Gather the lines from the material that contain "desses".

■ ■ ■ ■ ■ ■ ■

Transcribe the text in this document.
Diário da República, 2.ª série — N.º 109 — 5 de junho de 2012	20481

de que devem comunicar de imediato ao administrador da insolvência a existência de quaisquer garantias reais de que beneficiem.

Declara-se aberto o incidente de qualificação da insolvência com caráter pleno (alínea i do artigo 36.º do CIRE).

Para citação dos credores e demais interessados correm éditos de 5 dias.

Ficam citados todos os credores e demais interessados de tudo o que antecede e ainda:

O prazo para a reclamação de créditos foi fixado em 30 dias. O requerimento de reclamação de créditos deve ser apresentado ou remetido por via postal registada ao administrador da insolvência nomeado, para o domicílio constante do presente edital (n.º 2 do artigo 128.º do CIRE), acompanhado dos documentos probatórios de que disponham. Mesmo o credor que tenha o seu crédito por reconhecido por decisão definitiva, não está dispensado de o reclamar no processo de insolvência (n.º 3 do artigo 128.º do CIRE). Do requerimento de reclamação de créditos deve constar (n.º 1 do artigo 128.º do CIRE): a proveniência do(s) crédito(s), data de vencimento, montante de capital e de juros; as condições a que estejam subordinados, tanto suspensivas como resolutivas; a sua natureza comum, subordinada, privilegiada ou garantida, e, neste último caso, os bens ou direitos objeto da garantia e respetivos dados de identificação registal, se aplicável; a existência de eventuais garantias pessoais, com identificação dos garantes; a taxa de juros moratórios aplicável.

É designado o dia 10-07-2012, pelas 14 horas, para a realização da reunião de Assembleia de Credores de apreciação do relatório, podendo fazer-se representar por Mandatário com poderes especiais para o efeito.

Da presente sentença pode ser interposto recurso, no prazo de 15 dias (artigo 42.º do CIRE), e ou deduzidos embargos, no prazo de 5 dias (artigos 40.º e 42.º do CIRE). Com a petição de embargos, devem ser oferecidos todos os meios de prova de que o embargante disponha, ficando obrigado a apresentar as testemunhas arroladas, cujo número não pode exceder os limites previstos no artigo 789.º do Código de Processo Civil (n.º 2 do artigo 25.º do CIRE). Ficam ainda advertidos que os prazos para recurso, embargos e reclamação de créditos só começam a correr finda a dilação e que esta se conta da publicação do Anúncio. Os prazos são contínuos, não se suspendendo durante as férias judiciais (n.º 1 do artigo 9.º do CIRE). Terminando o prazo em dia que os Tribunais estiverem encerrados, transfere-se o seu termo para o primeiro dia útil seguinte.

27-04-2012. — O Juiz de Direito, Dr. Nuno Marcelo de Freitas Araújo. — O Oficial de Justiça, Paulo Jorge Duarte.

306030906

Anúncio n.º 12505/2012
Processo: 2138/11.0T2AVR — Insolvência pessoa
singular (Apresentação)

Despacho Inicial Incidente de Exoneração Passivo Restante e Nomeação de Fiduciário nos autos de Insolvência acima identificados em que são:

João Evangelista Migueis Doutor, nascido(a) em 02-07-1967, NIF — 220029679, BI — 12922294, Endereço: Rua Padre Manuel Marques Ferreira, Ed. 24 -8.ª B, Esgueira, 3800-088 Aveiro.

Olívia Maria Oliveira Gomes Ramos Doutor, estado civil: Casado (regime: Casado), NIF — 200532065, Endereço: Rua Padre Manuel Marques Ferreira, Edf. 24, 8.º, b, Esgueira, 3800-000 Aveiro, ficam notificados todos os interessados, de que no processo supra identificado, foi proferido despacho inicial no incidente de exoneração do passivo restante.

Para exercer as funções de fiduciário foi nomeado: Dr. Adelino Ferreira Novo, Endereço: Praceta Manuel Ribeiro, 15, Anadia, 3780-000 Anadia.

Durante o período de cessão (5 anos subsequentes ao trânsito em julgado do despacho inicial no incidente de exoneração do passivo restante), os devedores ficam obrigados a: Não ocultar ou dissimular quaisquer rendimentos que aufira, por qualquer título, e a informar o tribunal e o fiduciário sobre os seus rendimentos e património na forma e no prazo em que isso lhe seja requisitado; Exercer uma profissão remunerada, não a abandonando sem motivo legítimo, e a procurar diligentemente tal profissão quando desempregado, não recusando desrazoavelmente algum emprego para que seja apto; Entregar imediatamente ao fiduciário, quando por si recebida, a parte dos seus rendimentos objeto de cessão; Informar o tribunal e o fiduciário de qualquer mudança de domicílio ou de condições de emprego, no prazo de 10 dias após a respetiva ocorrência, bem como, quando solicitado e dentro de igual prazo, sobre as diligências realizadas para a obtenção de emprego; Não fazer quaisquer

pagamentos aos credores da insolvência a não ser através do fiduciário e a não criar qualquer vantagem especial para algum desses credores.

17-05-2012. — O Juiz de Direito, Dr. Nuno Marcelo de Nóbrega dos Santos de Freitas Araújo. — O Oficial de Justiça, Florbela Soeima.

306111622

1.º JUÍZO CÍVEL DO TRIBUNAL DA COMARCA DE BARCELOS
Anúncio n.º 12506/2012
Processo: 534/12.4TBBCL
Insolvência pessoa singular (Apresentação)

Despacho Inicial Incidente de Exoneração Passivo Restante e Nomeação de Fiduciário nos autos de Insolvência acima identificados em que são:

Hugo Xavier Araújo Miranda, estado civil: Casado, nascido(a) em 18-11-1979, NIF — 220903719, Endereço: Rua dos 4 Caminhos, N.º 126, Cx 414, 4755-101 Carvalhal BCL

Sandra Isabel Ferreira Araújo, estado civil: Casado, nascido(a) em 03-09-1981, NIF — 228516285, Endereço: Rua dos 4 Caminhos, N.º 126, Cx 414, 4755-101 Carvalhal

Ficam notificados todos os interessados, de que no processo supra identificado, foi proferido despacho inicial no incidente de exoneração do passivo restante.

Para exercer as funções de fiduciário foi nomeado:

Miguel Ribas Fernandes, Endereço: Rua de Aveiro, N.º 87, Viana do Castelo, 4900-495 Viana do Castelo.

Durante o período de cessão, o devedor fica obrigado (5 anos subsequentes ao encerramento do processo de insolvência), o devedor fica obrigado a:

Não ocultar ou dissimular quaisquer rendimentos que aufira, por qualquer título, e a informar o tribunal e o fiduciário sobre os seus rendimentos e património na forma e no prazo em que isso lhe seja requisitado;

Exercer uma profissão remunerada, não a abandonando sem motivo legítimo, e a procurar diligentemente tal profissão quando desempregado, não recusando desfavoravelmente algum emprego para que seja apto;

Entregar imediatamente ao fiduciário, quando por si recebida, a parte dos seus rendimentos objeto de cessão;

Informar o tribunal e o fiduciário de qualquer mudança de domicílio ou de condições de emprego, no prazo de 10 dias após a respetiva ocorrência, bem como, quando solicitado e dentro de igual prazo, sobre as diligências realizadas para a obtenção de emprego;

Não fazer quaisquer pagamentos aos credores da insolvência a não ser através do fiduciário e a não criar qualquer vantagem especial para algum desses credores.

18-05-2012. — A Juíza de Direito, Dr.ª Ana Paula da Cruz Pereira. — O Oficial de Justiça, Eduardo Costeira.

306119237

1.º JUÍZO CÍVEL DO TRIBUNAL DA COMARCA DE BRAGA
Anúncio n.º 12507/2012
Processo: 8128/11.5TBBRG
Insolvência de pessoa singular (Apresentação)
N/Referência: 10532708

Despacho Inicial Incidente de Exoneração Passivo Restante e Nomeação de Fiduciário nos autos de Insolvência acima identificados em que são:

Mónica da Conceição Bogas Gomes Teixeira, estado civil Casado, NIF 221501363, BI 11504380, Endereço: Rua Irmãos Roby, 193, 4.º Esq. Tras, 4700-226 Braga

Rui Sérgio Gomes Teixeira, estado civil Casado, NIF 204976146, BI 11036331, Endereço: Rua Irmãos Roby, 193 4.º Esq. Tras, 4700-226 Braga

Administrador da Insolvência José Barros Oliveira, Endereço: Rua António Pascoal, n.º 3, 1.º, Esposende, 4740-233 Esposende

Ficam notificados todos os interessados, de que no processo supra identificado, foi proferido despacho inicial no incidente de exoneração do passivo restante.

■ ■ ■ ■ ■ ■ ■

OUTPUT OF THE TASK —
pagamentos aos credores da insolvência a não ser através do fiduciário e a não criar qualquer vantagem especial para algum desses credores.
Não fazer quaisquer pagamentos aos credores da insolvência a não ser através do fiduciário e a não criar qualquer vantagem especial para algum desses credores.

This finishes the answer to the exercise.